PROMPT:
Reproduce every entry that follows word for word, but omit the images.

"""

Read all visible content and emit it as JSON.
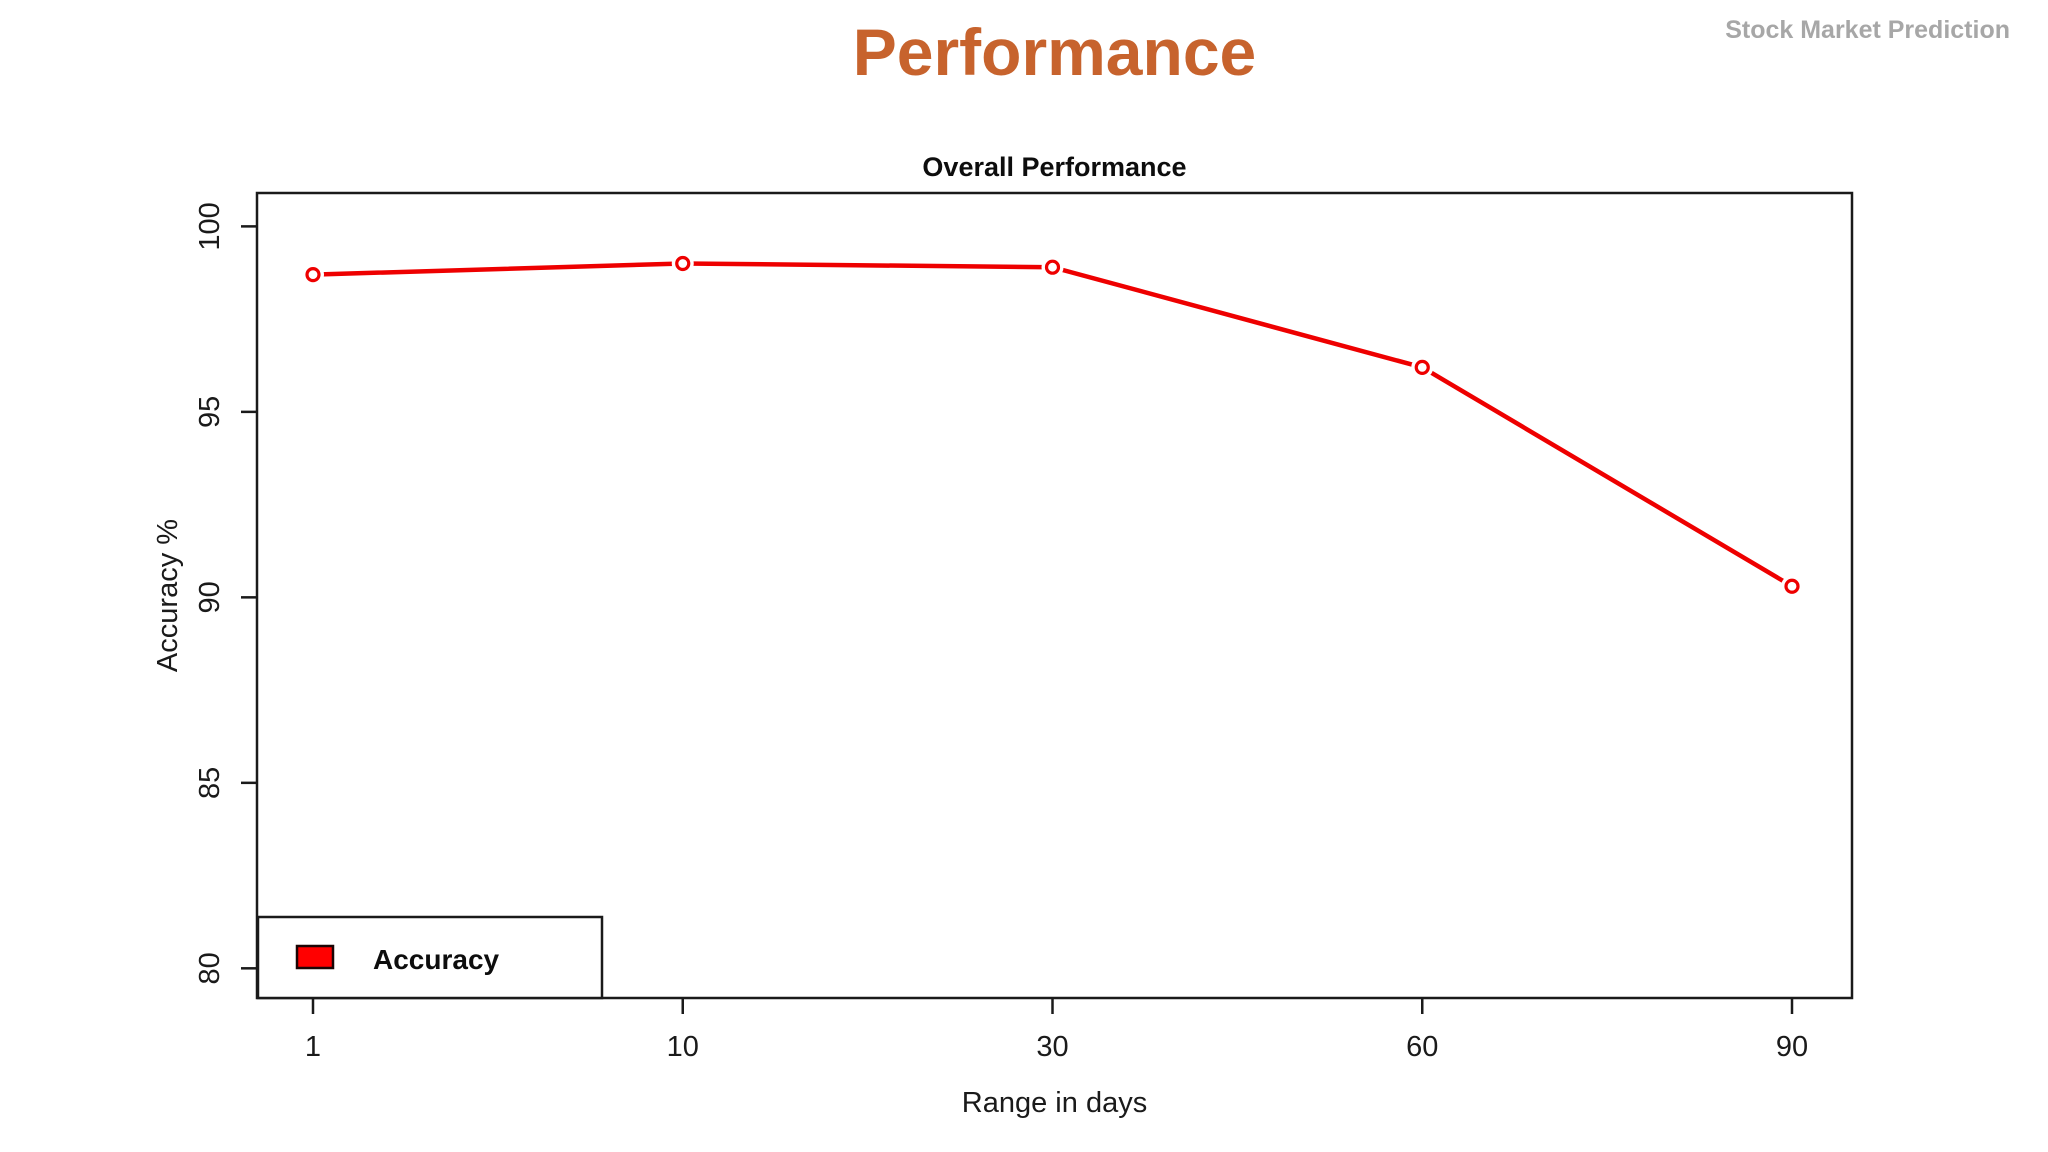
{
  "header": {
    "title": "Performance",
    "watermark": "Stock Market Prediction"
  },
  "chart_data": {
    "type": "line",
    "title": "Overall Performance",
    "xlabel": "Range in days",
    "ylabel": "Accuracy %",
    "categories": [
      "1",
      "10",
      "30",
      "60",
      "90"
    ],
    "series": [
      {
        "name": "Accuracy",
        "values": [
          98.7,
          99.0,
          98.9,
          96.2,
          90.3
        ]
      }
    ],
    "yticks": [
      80,
      85,
      90,
      95,
      100
    ],
    "ylim": [
      79.2,
      100.9
    ],
    "grid": false,
    "legend": {
      "position": "bottom-left",
      "entries": [
        {
          "label": "Accuracy",
          "swatch_color": "#ff0000"
        }
      ]
    },
    "colors": {
      "line": "#ee0000",
      "marker_fill": "#ffffff",
      "axis": "#1a1a1a",
      "title_accent": "#c7632d",
      "watermark": "#a7a7a7",
      "swatch_border": "#1a0505"
    }
  }
}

"""

RESULT:
Read all visible content and emit it as JSON.
{
  "header": {
    "title": "Performance",
    "watermark": "Stock Market Prediction"
  },
  "chart_data": {
    "type": "line",
    "title": "Overall Performance",
    "xlabel": "Range in days",
    "ylabel": "Accuracy %",
    "categories": [
      "1",
      "10",
      "30",
      "60",
      "90"
    ],
    "series": [
      {
        "name": "Accuracy",
        "values": [
          98.7,
          99.0,
          98.9,
          96.2,
          90.3
        ]
      }
    ],
    "yticks": [
      80,
      85,
      90,
      95,
      100
    ],
    "ylim": [
      79.2,
      100.9
    ],
    "grid": false,
    "legend": {
      "position": "bottom-left",
      "entries": [
        {
          "label": "Accuracy",
          "swatch_color": "#ff0000"
        }
      ]
    },
    "colors": {
      "line": "#ee0000",
      "marker_fill": "#ffffff",
      "axis": "#1a1a1a",
      "title_accent": "#c7632d",
      "watermark": "#a7a7a7",
      "swatch_border": "#1a0505"
    }
  }
}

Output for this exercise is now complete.